* Start Page extract *

Lunch And A Matinee

Human beings like to be entertained.  Cave men whiled away the time between hunting and gathering by covering the walls of their homes with drawings.  Plays were staged to take our minds off the troubles of the day.  “Moving pictures” transformed entire societies and new industries were developed to satiate our ever-increasing desire for diversion.  If you question whether we are addicted to being entertained, try unplugging the televisions and computers in all our homes for a few hours and see how quickly rioting in the streets will begin.

Fortunately, I married wisely.  Gini is as easily entertained by the song of an Eastern Meadowlark as she would be by attending an orchestral performance of Mozart’s greatest hits.  We seem to find so much in Nature at which to marvel, it just doesn’t matter if we’re missing a favorite television show.  Besides, that’s why recording was invented!

Well, we lollygagged all morning on Peavine Trail (see our previous post “Happiness Is A Dirt Road”) and it was already time for lunch.  We drove to Overstreet Landing on the eastern shore of Lake Kissimmee which is always a treat because to get there you have to travel Overstreet Road.  This gives us the opportunity to view vast pastures, grasslands and sod farms.  The open area is richly populated with Sandhill Cranes, Eastern Meadowlarks, American Kestrels, Bald Eagles, Wild Turkeys, Northern Bobwhites, White and Glossy Ibis, Cattle Egret and soaring Vultures.  With the fall migration, we also saw Savannah Sparrows, Palm Warblers and a Northern Harrier.

* End Page extract *
* Start Information supplied *

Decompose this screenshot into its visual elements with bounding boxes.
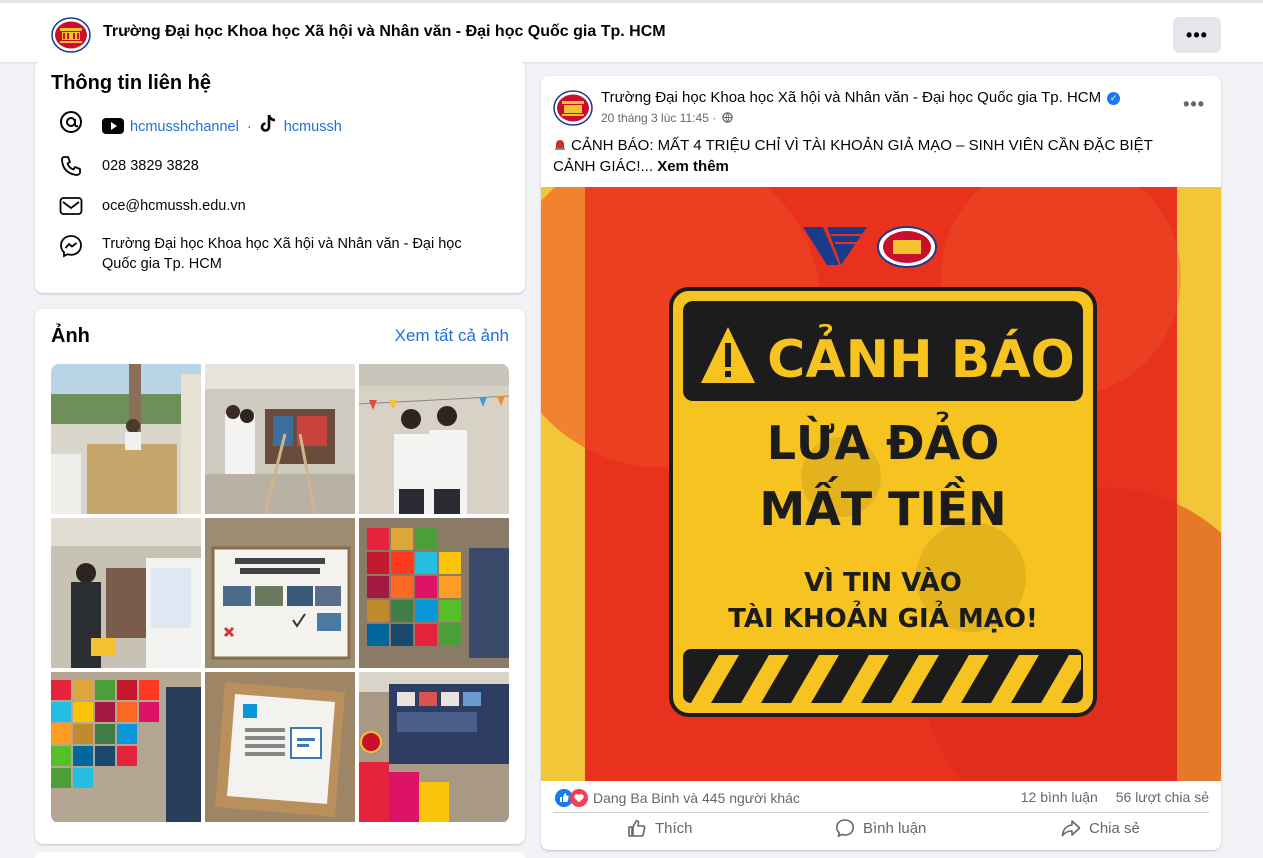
poster-line-1: CẢNH BÁO: [767, 324, 1075, 390]
reactions-bar: Dang Ba Binh và 445 người khác 12 bình l…: [541, 786, 1221, 810]
messenger-row: Trường Đại học Khoa học Xã hội và Nhân v…: [35, 232, 525, 276]
contact-info-card: Thông tin liên hệ hcmusshchannel · hcmus…: [35, 60, 525, 293]
poster-line-5: TÀI KHOẢN GIẢ MẠO!: [728, 599, 1038, 634]
shares-count[interactable]: 56 lượt chia sẻ: [1116, 789, 1209, 805]
see-more-link[interactable]: Xem thêm: [657, 158, 729, 175]
post-actions-bar: Thích Bình luận Chia sẻ: [541, 816, 1221, 846]
phone-row: 028 3829 3828: [35, 152, 525, 182]
more-options-button[interactable]: •••: [1173, 17, 1221, 53]
youtube-icon: [102, 118, 124, 134]
poster-line-4: VÌ TIN VÀO: [804, 566, 962, 598]
post-author-avatar[interactable]: [553, 88, 593, 128]
thumbs-up-icon: [628, 819, 646, 837]
comment-button[interactable]: Bình luận: [835, 818, 926, 838]
divider: [553, 812, 1209, 813]
tiktok-link[interactable]: hcmussh: [284, 119, 342, 135]
youtube-link[interactable]: hcmusshchannel: [130, 119, 239, 135]
messenger-icon: [57, 232, 85, 260]
photo-thumbnail[interactable]: [359, 364, 509, 514]
like-button[interactable]: Thích: [627, 818, 693, 838]
mail-icon: [57, 192, 85, 220]
tiktok-icon: [260, 114, 275, 132]
siren-emoji-icon: [555, 140, 565, 150]
photo-thumbnail[interactable]: [359, 518, 509, 668]
university-logo[interactable]: [51, 16, 91, 54]
at-sign-icon: [57, 108, 85, 136]
photos-heading: Ảnh: [51, 325, 90, 347]
post-text: CẢNH BÁO: MẤT 4 TRIỆU CHỈ VÌ TÀI KHOẢN G…: [553, 137, 1153, 175]
globe-icon: [721, 112, 733, 123]
photo-thumbnail[interactable]: [51, 672, 201, 822]
post-card: Trường Đại học Khoa học Xã hội và Nhân v…: [541, 76, 1221, 850]
see-all-photos-link[interactable]: Xem tất cả ảnh: [395, 326, 509, 346]
photos-card: Ảnh Xem tất cả ảnh: [35, 309, 525, 844]
comment-label: Bình luận: [863, 819, 927, 837]
share-label: Chia sẻ: [1089, 819, 1140, 837]
post-more-button[interactable]: •••: [1183, 94, 1205, 115]
phone-number: 028 3829 3828: [102, 158, 199, 174]
email-row: oce@hcmussh.edu.vn: [35, 192, 525, 222]
messenger-name-line1: Trường Đại học Khoa học Xã hội và Nhân v…: [102, 236, 462, 252]
next-card-edge: [35, 852, 525, 858]
page-header-bar: Trường Đại học Khoa học Xã hội và Nhân v…: [0, 0, 1263, 62]
post-image[interactable]: CẢNH BÁO LỪA ĐẢO MẤT TIỀN VÌ TIN VÀO TÀI…: [541, 187, 1221, 781]
verified-badge-icon: ✓: [1107, 92, 1121, 105]
post-date[interactable]: 20 tháng 3 lúc 11:45 ·: [601, 111, 716, 125]
separator-dot: ·: [246, 119, 252, 135]
photo-grid: [51, 364, 509, 823]
post-author-name[interactable]: Trường Đại học Khoa học Xã hội và Nhân v…: [601, 89, 1101, 106]
comment-bubble-icon: [835, 819, 855, 838]
contact-heading: Thông tin liên hệ: [51, 72, 211, 94]
page-title[interactable]: Trường Đại học Khoa học Xã hội và Nhân v…: [103, 23, 666, 41]
photo-thumbnail[interactable]: [205, 364, 355, 514]
photo-thumbnail[interactable]: [51, 518, 201, 668]
share-arrow-icon: [1061, 820, 1081, 837]
comments-count[interactable]: 12 bình luận: [1021, 789, 1098, 805]
photo-thumbnail[interactable]: [359, 672, 509, 822]
like-label: Thích: [655, 819, 693, 837]
messenger-name-line2: Quốc gia Tp. HCM: [102, 256, 222, 272]
photo-thumbnail[interactable]: [205, 672, 355, 822]
university-seal-logo: [877, 226, 937, 268]
love-reaction-icon[interactable]: [570, 789, 588, 807]
phone-icon: [57, 152, 85, 180]
photo-thumbnail[interactable]: [51, 364, 201, 514]
social-links-row: hcmusshchannel · hcmussh: [35, 108, 525, 138]
photo-thumbnail[interactable]: [205, 518, 355, 668]
share-button[interactable]: Chia sẻ: [1061, 818, 1140, 838]
poster-line-3: MẤT TIỀN: [759, 476, 1006, 536]
poster-line-2: LỪA ĐẢO: [767, 411, 1000, 470]
reactions-summary[interactable]: Dang Ba Binh và 445 người khác: [593, 790, 800, 806]
email-link[interactable]: oce@hcmussh.edu.vn: [102, 198, 246, 214]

* End Information supplied *

Please edit the entertainment piece, giving again the part that opens with the words containing "Lunch And A Matinee" and closes with "streets will begin.", with "drawings" replaced by "paintings". The material is unrelated to the entertainment piece.

Exercise answer:
Lunch And A Matinee

Human beings like to be entertained.  Cave men whiled away the time between hunting and gathering by covering the walls of their homes with paintings.  Plays were staged to take our minds off the troubles of the day.  “Moving pictures” transformed entire societies and new industries were developed to satiate our ever-increasing desire for diversion.  If you question whether we are addicted to being entertained, try unplugging the televisions and computers in all our homes for a few hours and see how quickly rioting in the streets will begin.